- _THE TASK_
Report how many lines of these entries hold the string "HEART"; reply with the number alone.

- _EXERCISE MATERIALS_
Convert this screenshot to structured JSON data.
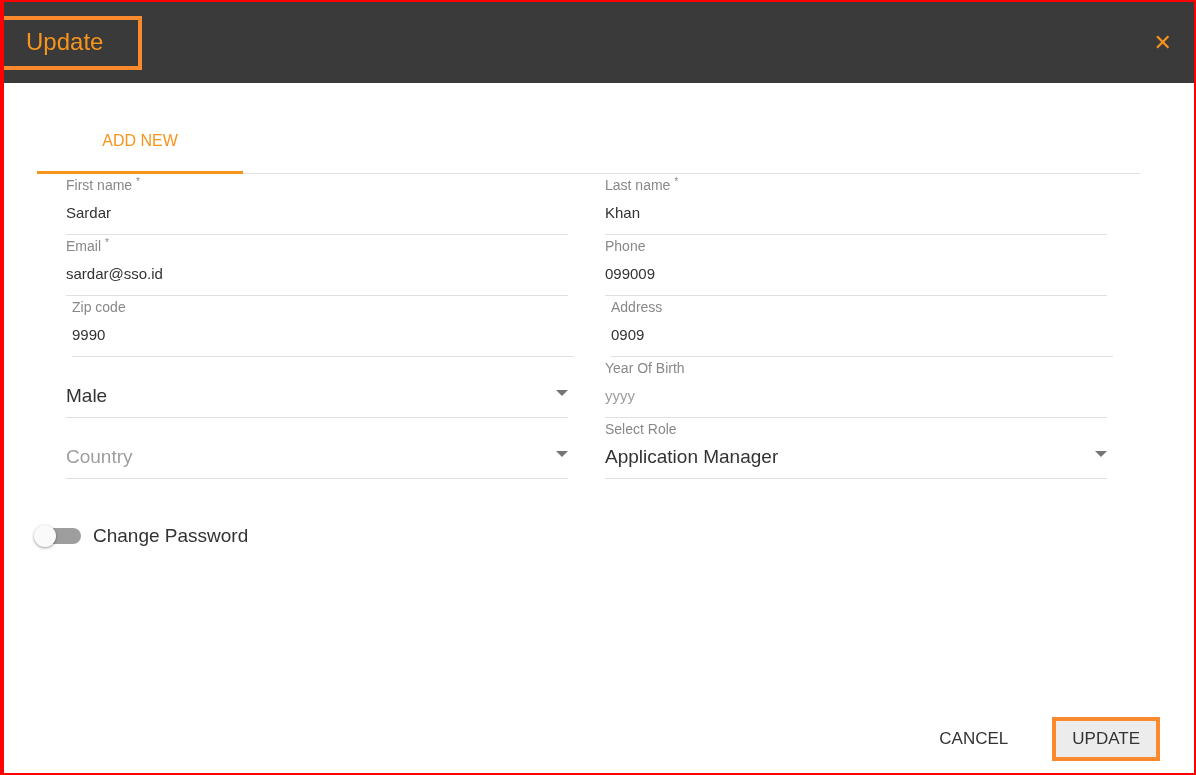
{
  "dialog": {
    "title": "Update",
    "title_highlighted": true,
    "close_icon": "✕"
  },
  "tabs": [
    {
      "label": "ADD NEW",
      "selected": true
    }
  ],
  "fields": [
    {
      "kind": "text",
      "label": "First name $^{*}$",
      "value": "Sardar"
    },
    {
      "kind": "text",
      "label": "Email $^{*}$",
      "value": "sardar@sso.id"
    },
    {
      "kind": "text",
      "label": "Zip code",
      "value": "9990"
    },
    {
      "kind": "select",
      "value": "Male"
    },
    {
      "kind": "select",
      "placeholder": "Country"
    },
    {
      "kind": "text",
      "label": "Last name $^{*}$",
      "value": "Khan"
    },
    {
      "kind": "text",
      "label": "Phone",
      "value": "099009"
    },
    {
      "kind": "text",
      "label": "Address",
      "value": "0909"
    },
    {
      "kind": "text",
      "label": "Year Of Birth",
      "placeholder": "yyyy"
    },
    {
      "kind": "select",
      "label": "Select Role",
      "value": "Application Manager"
    }
  ],
  "toggle": {
    "label": "Change Password",
    "on": false
  },
  "buttons": [
    {
      "label": "CANCEL",
      "kind": "flat",
      "highlighted": false
    },
    {
      "label": "UPDATE",
      "kind": "raised",
      "highlighted": true
    }
  ]
}
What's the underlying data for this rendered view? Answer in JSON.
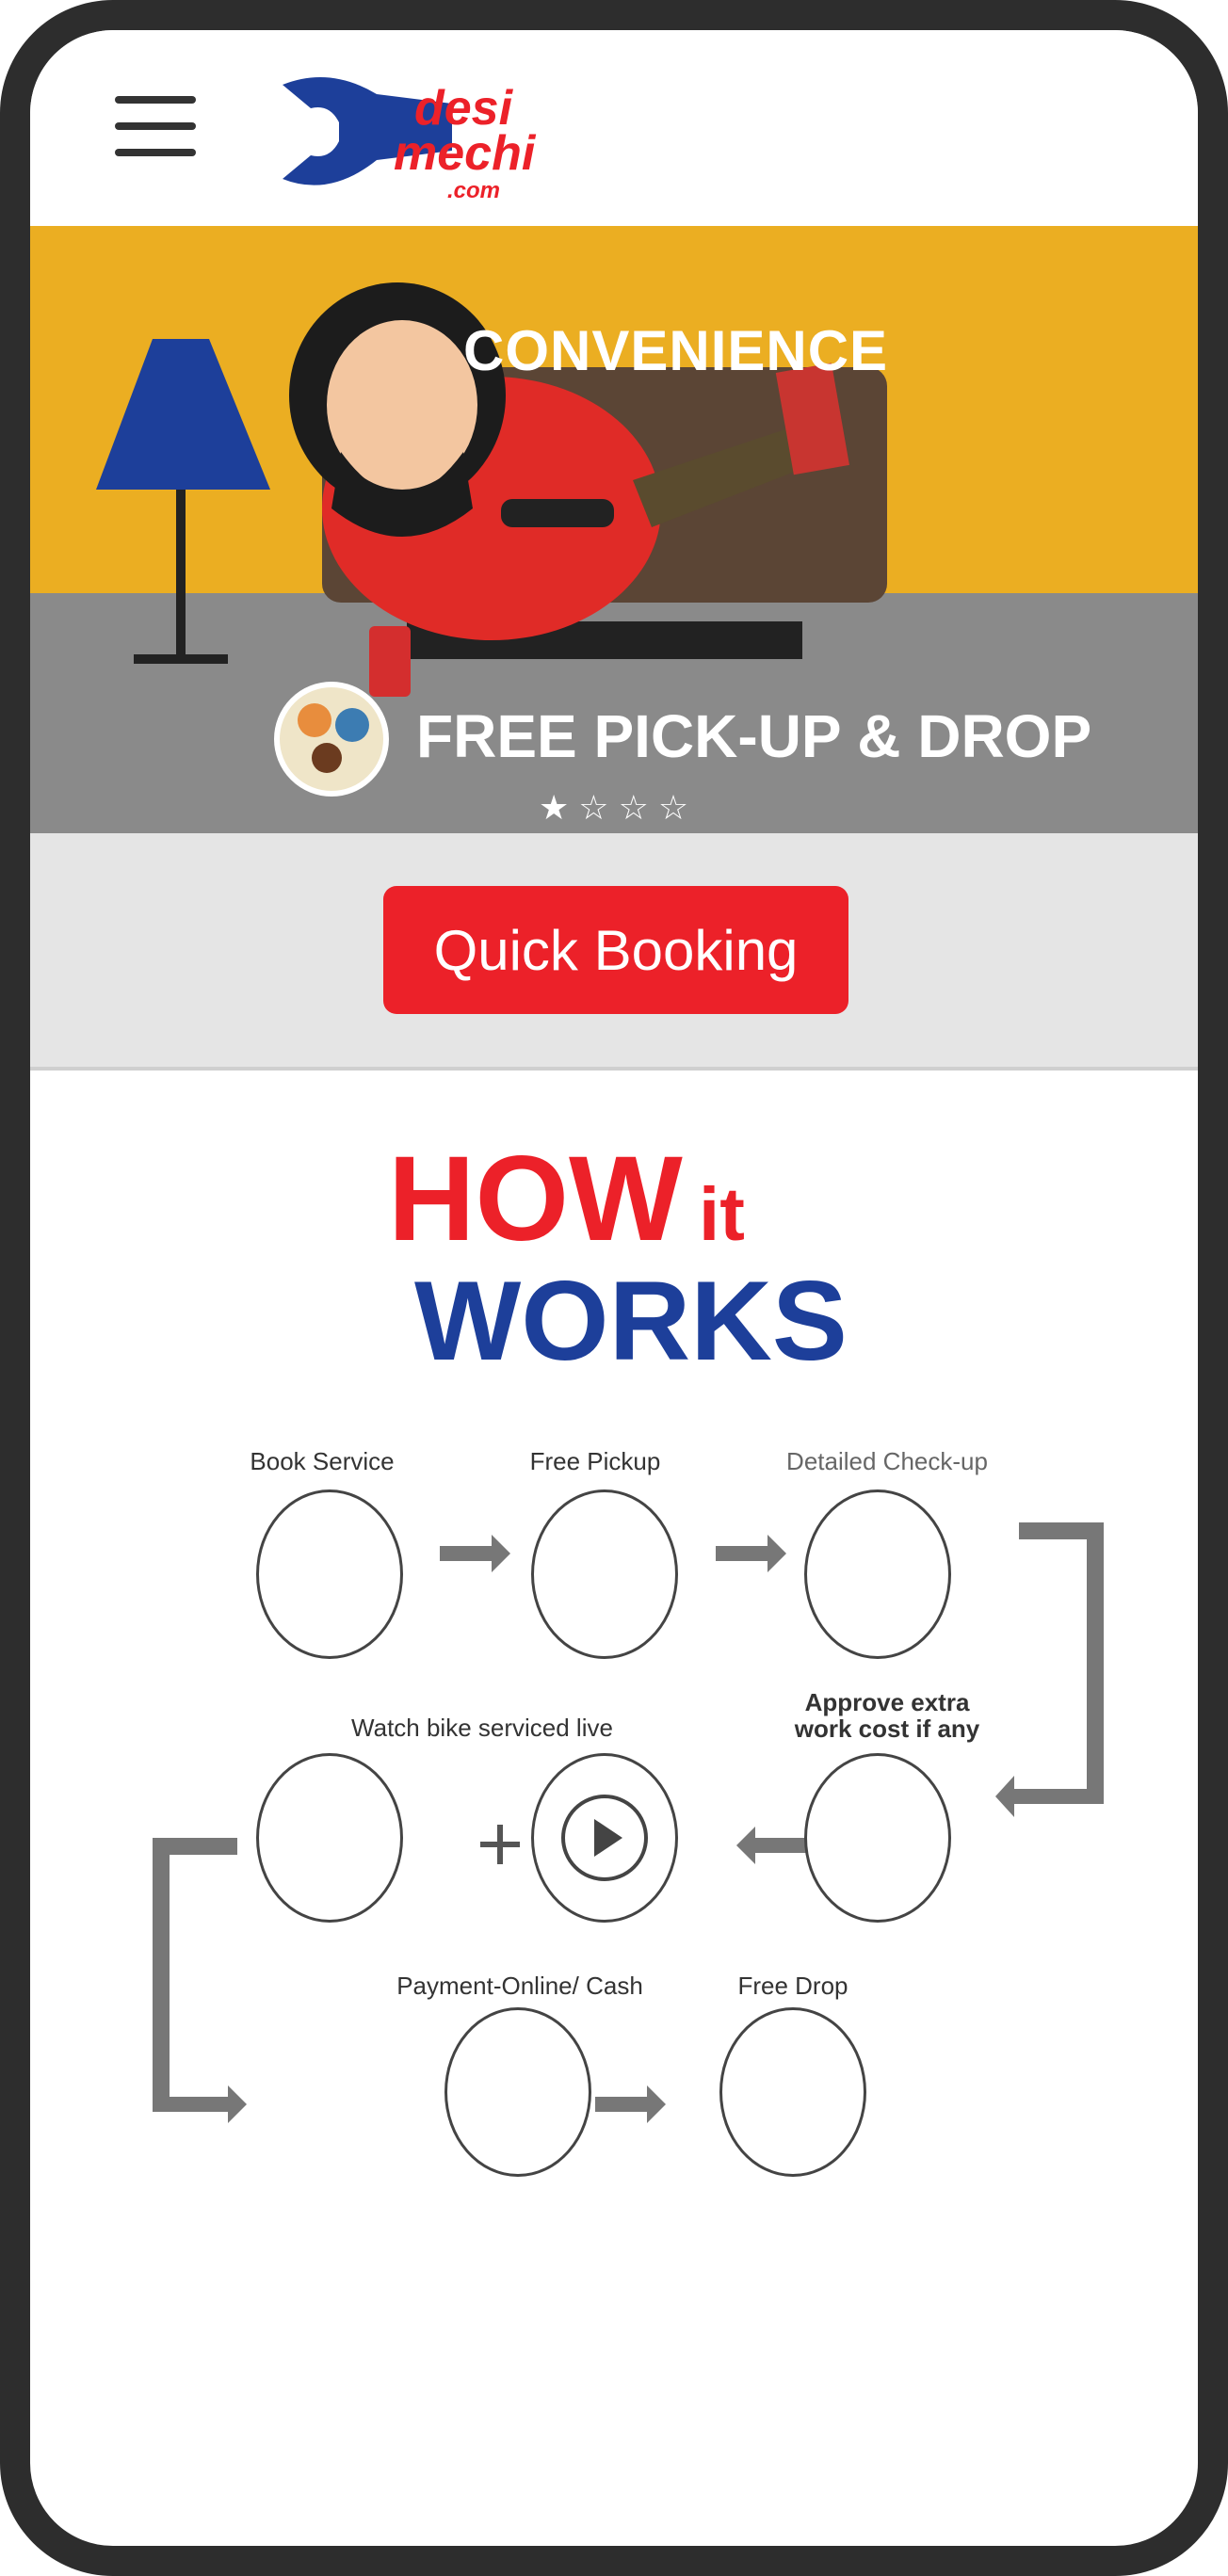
{
  "header": {
    "logo_line1": "desi",
    "logo_line2": "mechi",
    "logo_line3": ".com"
  },
  "banner": {
    "title": "CONVENIENCE",
    "subtitle": "FREE PICK-UP & DROP",
    "dots": [
      "★",
      "☆",
      "☆",
      "☆"
    ]
  },
  "booking": {
    "button_label": "Quick Booking"
  },
  "how_it_works": {
    "heading_how": "HOW",
    "heading_it": "it",
    "heading_works": "WORKS",
    "steps": [
      {
        "label": "Book Service"
      },
      {
        "label": "Free Pickup"
      },
      {
        "label": "Detailed Check-up"
      },
      {
        "label": "Approve extra work cost if any"
      },
      {
        "label": "Watch bike serviced live"
      },
      {
        "label": "Payment-Online/ Cash"
      },
      {
        "label": "Free Drop"
      }
    ]
  },
  "colors": {
    "brand_red": "#ec2129",
    "brand_blue": "#1d3f9a",
    "banner_yellow": "#ebae22",
    "floor_grey": "#8a8a8a"
  }
}
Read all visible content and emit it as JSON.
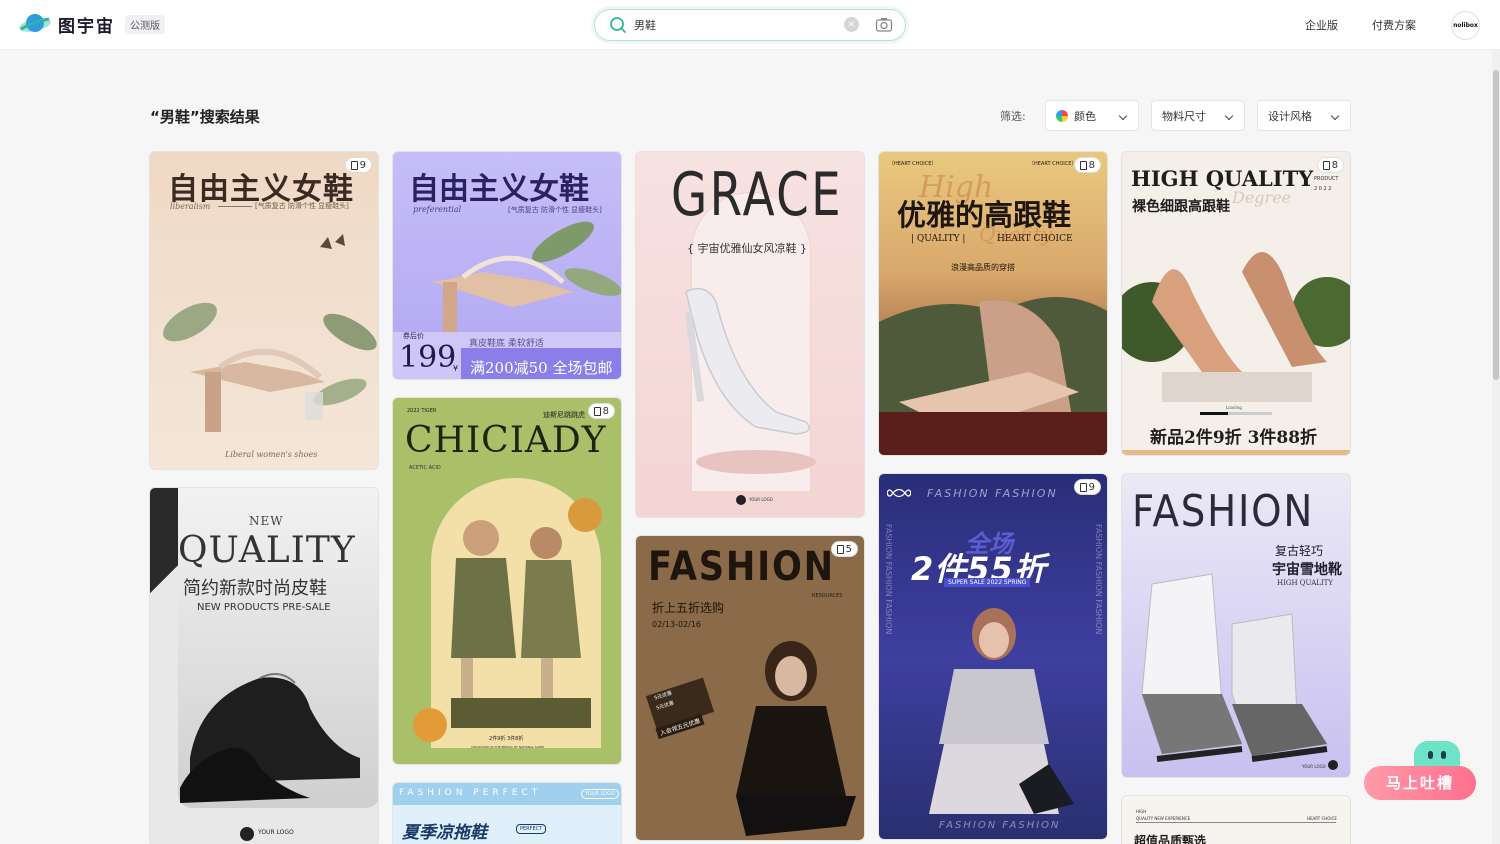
{
  "brand": {
    "name": "图宇宙",
    "badge": "公测版",
    "primary": "#2fb59a"
  },
  "search": {
    "value": "男鞋"
  },
  "nav": {
    "enterprise": "企业版",
    "pricing": "付费方案",
    "avatar_text": "nolibox"
  },
  "results": {
    "title": "“男鞋”搜索结果"
  },
  "filters": {
    "label": "筛选:",
    "color": "颜色",
    "size": "物料尺寸",
    "style": "设计风格"
  },
  "cards": [
    {
      "count": "9",
      "headline": "自由主义女鞋",
      "sub": "liberalism",
      "tags": "[气质复古 防滑个性 显瘦鞋头]",
      "footer": "Liberal women's shoes"
    },
    {
      "headline": "NEW",
      "headline2": "QUALITY",
      "sub": "简约新款时尚皮鞋",
      "tags": "NEW PRODUCTS PRE-SALE",
      "footer": "YOUR LOGO"
    },
    {
      "headline": "自由主义女鞋",
      "sub": "preferential",
      "tags": "[气质复古 防滑个性 显瘦鞋头]",
      "price_label": "券后价",
      "price": "199",
      "price_unit": "¥",
      "feature": "真皮鞋底 柔软舒适",
      "promo": "满200减50 全场包邮"
    },
    {
      "count": "8",
      "brand_top": "2022 TIGER",
      "brand_right": "迪斯尼跳跳虎",
      "headline": "CHICIADY",
      "sub": "ACETIC ACID",
      "promo": "2件9折 3件8折",
      "footer": "CHILDHOOD IN THE PERIOD OF NATIONAL SLEEP"
    },
    {
      "headline": "FASHION PERFECT",
      "sub": "夏季凉拖鞋",
      "tag": "PERFECT",
      "logo": "YOUR LOGO"
    },
    {
      "headline": "GRACE",
      "sub": "{ 宇宙优雅仙女风凉鞋 }",
      "footer": "YOUR LOGO"
    },
    {
      "count": "5",
      "headline": "FASHION",
      "sub": "折上五折选购",
      "date": "02/13-02/16",
      "resources": "RESOURCES",
      "t1": "5元优惠",
      "t2": "5元优惠",
      "t3": "入会领五元优惠"
    },
    {
      "count": "8",
      "top_left": "〔HEART CHOICE〕",
      "top_right": "〔HEART CHOICE〕",
      "deco": "High",
      "headline": "优雅的高跟鞋",
      "left_tag": "| QUALITY |",
      "right_tag": "HEART CHOICE",
      "deco2": "Quality",
      "sub": "浪漫高品质的穿搭"
    },
    {
      "count": "9",
      "band": "FASHION FASHION",
      "top": "全场",
      "headline": "2件55折",
      "strip": "SUPER SALE 2022 SPRING",
      "side": "FASHION FASHION FASHION",
      "bottom": "FASHION FASHION"
    },
    {
      "count": "8",
      "headline": "HIGH QUALITY",
      "sub": "裸色细跟高跟鞋",
      "deco": "Degree",
      "product": "PRODUCT",
      "year": "2 0 2 2",
      "loading": "Loading",
      "promo": "新品2件9折 3件88折"
    },
    {
      "headline": "FASHION",
      "sub1": "复古轻巧",
      "sub2": "宇宙雪地靴",
      "sub3": "HIGH QUALITY",
      "footer": "YOUR LOGO"
    },
    {
      "top_left": "HIGH",
      "top_left2": "QUALITY NEW EXPERIENCE",
      "top_right": "HEART CHOICE",
      "headline": "超值品质甄选"
    }
  ],
  "feedback": {
    "label": "马上吐槽"
  }
}
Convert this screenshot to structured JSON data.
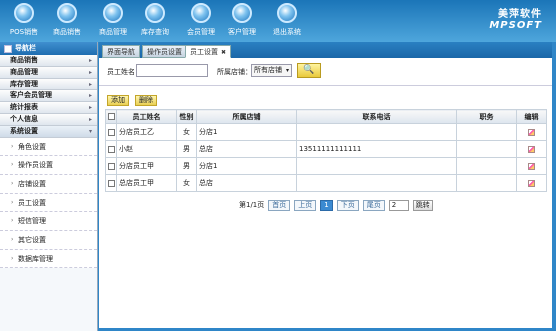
{
  "topbar": {
    "buttons": [
      {
        "label": "POS销售",
        "icon": "pos-icon"
      },
      {
        "label": "商品销售",
        "icon": "sales-icon"
      },
      {
        "label": "商品管理",
        "icon": "goods-icon"
      },
      {
        "label": "库存查询",
        "icon": "search-icon"
      },
      {
        "label": "会员管理",
        "icon": "member-icon"
      },
      {
        "label": "客户管理",
        "icon": "customer-icon"
      },
      {
        "label": "退出系统",
        "icon": "exit-icon"
      }
    ],
    "brand_cn": "美萍软件",
    "brand_en": "MPSOFT"
  },
  "sidebar": {
    "title": "导航栏",
    "items": [
      {
        "label": "商品销售"
      },
      {
        "label": "商品管理"
      },
      {
        "label": "库存管理"
      },
      {
        "label": "客户会员管理"
      },
      {
        "label": "统计报表"
      },
      {
        "label": "个人信息"
      },
      {
        "label": "系统设置"
      }
    ],
    "subitems": [
      {
        "label": "角色设置"
      },
      {
        "label": "操作员设置"
      },
      {
        "label": "店铺设置"
      },
      {
        "label": "员工设置"
      },
      {
        "label": "短信管理"
      },
      {
        "label": "其它设置"
      },
      {
        "label": "数据库管理"
      }
    ]
  },
  "tabs": [
    {
      "label": "界面导航"
    },
    {
      "label": "操作员设置"
    },
    {
      "label": "员工设置"
    }
  ],
  "search": {
    "name_label": "员工姓名：",
    "name_value": "",
    "store_label": "所属店铺：",
    "store_value": "所有店铺"
  },
  "actions": {
    "add": "添加",
    "delete": "删除"
  },
  "table": {
    "headers": [
      "员工姓名",
      "性别",
      "所属店铺",
      "联系电话",
      "职务",
      "编辑"
    ],
    "rows": [
      {
        "name": "分店员工乙",
        "gender": "女",
        "store": "分店1",
        "phone": "",
        "job": ""
      },
      {
        "name": "小赵",
        "gender": "男",
        "store": "总店",
        "phone": "13511111111111",
        "job": ""
      },
      {
        "name": "分店员工甲",
        "gender": "男",
        "store": "分店1",
        "phone": "",
        "job": ""
      },
      {
        "name": "总店员工甲",
        "gender": "女",
        "store": "总店",
        "phone": "",
        "job": ""
      }
    ]
  },
  "pager": {
    "info": "第1/1页",
    "first": "首页",
    "prev": "上页",
    "current": "1",
    "next": "下页",
    "last": "尾页",
    "jump_value": "2",
    "jump": "跳转"
  }
}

- _ANSWER BELOW_
4